TASK PROMPT
Check every line below for the string "your", and copy the lines that contain it.

INFORMATION GIVEN
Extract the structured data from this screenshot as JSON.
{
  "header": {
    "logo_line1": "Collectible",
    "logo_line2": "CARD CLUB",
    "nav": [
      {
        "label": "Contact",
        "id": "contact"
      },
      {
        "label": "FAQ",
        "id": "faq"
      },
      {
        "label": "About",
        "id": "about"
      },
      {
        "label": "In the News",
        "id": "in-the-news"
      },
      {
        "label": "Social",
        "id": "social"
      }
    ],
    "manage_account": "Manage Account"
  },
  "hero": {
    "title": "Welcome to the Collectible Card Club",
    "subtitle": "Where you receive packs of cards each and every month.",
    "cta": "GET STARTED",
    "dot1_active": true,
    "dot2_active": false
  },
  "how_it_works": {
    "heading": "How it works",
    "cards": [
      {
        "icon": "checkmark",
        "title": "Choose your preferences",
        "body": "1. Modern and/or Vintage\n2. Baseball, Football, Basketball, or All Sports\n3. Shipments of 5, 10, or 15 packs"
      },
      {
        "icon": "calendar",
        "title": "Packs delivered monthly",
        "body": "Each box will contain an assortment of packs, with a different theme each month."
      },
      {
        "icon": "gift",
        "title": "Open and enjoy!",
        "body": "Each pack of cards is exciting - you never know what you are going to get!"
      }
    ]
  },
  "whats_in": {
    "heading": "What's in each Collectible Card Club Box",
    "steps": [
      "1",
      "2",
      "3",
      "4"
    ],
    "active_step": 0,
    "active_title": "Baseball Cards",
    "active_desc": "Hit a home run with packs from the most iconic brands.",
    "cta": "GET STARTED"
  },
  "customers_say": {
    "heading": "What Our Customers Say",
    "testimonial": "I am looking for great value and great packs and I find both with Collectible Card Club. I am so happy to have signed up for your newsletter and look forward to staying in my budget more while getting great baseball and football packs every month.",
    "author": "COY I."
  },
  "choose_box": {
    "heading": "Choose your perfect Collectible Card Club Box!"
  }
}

FINAL ANSWER
        "title": "Choose your preferences",
    "testimonial": "I am looking for great value and great packs and I find both with Collectible Card Club. I am so happy to have signed up for your newsletter and look forward to staying in my budget more while getting great baseball and football packs every month.",
    "heading": "Choose your perfect Collectible Card Club Box!"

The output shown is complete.